== Provided records ==

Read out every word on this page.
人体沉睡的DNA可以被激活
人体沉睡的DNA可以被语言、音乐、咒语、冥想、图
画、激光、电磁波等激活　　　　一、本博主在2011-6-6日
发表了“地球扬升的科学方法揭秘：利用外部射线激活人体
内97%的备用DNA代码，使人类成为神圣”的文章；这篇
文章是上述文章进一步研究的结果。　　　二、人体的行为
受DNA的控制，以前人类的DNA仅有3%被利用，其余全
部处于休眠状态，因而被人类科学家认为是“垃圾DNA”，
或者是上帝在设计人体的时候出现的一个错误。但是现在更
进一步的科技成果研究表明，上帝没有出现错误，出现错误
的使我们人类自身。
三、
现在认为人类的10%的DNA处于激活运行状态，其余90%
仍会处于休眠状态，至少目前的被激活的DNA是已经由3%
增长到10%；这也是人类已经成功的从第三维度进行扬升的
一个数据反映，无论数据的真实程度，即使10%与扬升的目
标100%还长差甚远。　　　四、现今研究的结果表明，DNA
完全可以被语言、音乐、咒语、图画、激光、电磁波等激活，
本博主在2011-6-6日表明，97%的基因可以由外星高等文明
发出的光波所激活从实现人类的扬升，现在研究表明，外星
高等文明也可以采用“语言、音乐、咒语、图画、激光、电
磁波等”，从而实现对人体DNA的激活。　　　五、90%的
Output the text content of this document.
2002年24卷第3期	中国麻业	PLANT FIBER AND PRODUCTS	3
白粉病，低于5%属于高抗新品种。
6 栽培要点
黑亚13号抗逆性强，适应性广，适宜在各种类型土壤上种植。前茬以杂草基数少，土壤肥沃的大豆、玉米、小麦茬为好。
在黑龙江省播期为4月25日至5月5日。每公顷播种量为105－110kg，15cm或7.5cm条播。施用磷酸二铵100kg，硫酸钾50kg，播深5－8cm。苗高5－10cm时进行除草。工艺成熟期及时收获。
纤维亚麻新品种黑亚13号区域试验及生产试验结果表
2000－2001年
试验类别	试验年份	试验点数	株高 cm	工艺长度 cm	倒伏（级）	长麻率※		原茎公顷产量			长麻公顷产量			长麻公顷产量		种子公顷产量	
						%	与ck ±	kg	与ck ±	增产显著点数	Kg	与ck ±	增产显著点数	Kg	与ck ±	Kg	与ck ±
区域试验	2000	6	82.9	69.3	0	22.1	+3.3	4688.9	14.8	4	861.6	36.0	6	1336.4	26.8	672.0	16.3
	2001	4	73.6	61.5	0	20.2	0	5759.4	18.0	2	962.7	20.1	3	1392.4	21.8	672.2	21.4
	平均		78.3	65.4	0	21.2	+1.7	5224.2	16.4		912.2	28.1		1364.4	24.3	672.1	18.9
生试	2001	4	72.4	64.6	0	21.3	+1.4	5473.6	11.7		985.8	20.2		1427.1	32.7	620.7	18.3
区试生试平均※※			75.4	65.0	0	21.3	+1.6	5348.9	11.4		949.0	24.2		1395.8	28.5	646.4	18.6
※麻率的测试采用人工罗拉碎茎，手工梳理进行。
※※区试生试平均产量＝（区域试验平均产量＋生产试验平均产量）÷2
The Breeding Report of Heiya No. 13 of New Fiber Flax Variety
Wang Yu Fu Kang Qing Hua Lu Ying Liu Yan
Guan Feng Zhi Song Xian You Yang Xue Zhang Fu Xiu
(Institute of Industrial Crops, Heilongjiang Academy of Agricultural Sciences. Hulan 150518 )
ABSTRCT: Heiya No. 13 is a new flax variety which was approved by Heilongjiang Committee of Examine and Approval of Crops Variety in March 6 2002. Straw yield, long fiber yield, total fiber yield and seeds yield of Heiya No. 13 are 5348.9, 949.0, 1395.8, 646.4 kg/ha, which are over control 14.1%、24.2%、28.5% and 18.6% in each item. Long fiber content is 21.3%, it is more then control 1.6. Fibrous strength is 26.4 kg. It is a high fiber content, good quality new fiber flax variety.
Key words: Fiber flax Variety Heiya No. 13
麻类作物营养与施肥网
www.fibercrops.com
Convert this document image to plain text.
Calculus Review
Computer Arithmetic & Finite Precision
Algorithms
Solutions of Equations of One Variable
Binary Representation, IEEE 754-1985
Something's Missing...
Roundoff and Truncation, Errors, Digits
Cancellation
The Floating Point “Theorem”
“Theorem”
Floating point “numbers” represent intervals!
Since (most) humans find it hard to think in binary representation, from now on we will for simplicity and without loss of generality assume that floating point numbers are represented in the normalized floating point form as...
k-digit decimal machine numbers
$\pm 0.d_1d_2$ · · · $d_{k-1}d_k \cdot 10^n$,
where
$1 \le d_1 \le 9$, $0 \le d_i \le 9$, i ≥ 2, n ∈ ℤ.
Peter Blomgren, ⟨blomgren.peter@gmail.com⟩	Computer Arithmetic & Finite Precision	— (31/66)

===

- _Task to complete_:
Repeat the preceding lines exactly, please, every one of them.

- _Exercise result_:
Read out every word on this page.
人体沉睡的DNA可以被激活
人体沉睡的DNA可以被语言、音乐、咒语、冥想、图
画、激光、电磁波等激活　　　　一、本博主在2011-6-6日
发表了“地球扬升的科学方法揭秘：利用外部射线激活人体
内97%的备用DNA代码，使人类成为神圣”的文章；这篇
文章是上述文章进一步研究的结果。　　　二、人体的行为
受DNA的控制，以前人类的DNA仅有3%被利用，其余全
部处于休眠状态，因而被人类科学家认为是“垃圾DNA”，
或者是上帝在设计人体的时候出现的一个错误。但是现在更
进一步的科技成果研究表明，上帝没有出现错误，出现错误
的使我们人类自身。
三、
现在认为人类的10%的DNA处于激活运行状态，其余90%
仍会处于休眠状态，至少目前的被激活的DNA是已经由3%
增长到10%；这也是人类已经成功的从第三维度进行扬升的
一个数据反映，无论数据的真实程度，即使10%与扬升的目
标100%还长差甚远。　　　四、现今研究的结果表明，DNA
完全可以被语言、音乐、咒语、图画、激光、电磁波等激活，
本博主在2011-6-6日表明，97%的基因可以由外星高等文明
发出的光波所激活从实现人类的扬升，现在研究表明，外星
高等文明也可以采用“语言、音乐、咒语、图画、激光、电
磁波等”，从而实现对人体DNA的激活。　　　五、90%的
Output the text content of this document.
2002年24卷第3期	中国麻业	PLANT FIBER AND PRODUCTS	3
白粉病，低于5%属于高抗新品种。
6 栽培要点
黑亚13号抗逆性强，适应性广，适宜在各种类型土壤上种植。前茬以杂草基数少，土壤肥沃的大豆、玉米、小麦茬为好。
在黑龙江省播期为4月25日至5月5日。每公顷播种量为105－110kg，15cm或7.5cm条播。施用磷酸二铵100kg，硫酸钾50kg，播深5－8cm。苗高5－10cm时进行除草。工艺成熟期及时收获。
纤维亚麻新品种黑亚13号区域试验及生产试验结果表
2000－2001年
试验类别	试验年份	试验点数	株高 cm	工艺长度 cm	倒伏（级）	长麻率※		原茎公顷产量			长麻公顷产量			长麻公顷产量		种子公顷产量	
						%	与ck ±	kg	与ck ±	增产显著点数	Kg	与ck ±	增产显著点数	Kg	与ck ±	Kg	与ck ±
区域试验	2000	6	82.9	69.3	0	22.1	+3.3	4688.9	14.8	4	861.6	36.0	6	1336.4	26.8	672.0	16.3
	2001	4	73.6	61.5	0	20.2	0	5759.4	18.0	2	962.7	20.1	3	1392.4	21.8	672.2	21.4
	平均		78.3	65.4	0	21.2	+1.7	5224.2	16.4		912.2	28.1		1364.4	24.3	672.1	18.9
生试	2001	4	72.4	64.6	0	21.3	+1.4	5473.6	11.7		985.8	20.2		1427.1	32.7	620.7	18.3
区试生试平均※※			75.4	65.0	0	21.3	+1.6	5348.9	11.4		949.0	24.2		1395.8	28.5	646.4	18.6
※麻率的测试采用人工罗拉碎茎，手工梳理进行。
※※区试生试平均产量＝（区域试验平均产量＋生产试验平均产量）÷2
The Breeding Report of Heiya No. 13 of New Fiber Flax Variety
Wang Yu Fu Kang Qing Hua Lu Ying Liu Yan
Guan Feng Zhi Song Xian You Yang Xue Zhang Fu Xiu
(Institute of Industrial Crops, Heilongjiang Academy of Agricultural Sciences. Hulan 150518 )
ABSTRCT: Heiya No. 13 is a new flax variety which was approved by Heilongjiang Committee of Examine and Approval of Crops Variety in March 6 2002. Straw yield, long fiber yield, total fiber yield and seeds yield of Heiya No. 13 are 5348.9, 949.0, 1395.8, 646.4 kg/ha, which are over control 14.1%、24.2%、28.5% and 18.6% in each item. Long fiber content is 21.3%, it is more then control 1.6. Fibrous strength is 26.4 kg. It is a high fiber content, good quality new fiber flax variety.
Key words: Fiber flax Variety Heiya No. 13
麻类作物营养与施肥网
www.fibercrops.com
Convert this document image to plain text.
Calculus Review
Computer Arithmetic & Finite Precision
Algorithms
Solutions of Equations of One Variable
Binary Representation, IEEE 754-1985
Something's Missing...
Roundoff and Truncation, Errors, Digits
Cancellation
The Floating Point “Theorem”
“Theorem”
Floating point “numbers” represent intervals!
Since (most) humans find it hard to think in binary representation, from now on we will for simplicity and without loss of generality assume that floating point numbers are represented in the normalized floating point form as...
k-digit decimal machine numbers
$\pm 0.d_1d_2$ · · · $d_{k-1}d_k \cdot 10^n$,
where
$1 \le d_1 \le 9$, $0 \le d_i \le 9$, i ≥ 2, n ∈ ℤ.
Peter Blomgren, ⟨blomgren.peter@gmail.com⟩	Computer Arithmetic & Finite Precision	— (31/66)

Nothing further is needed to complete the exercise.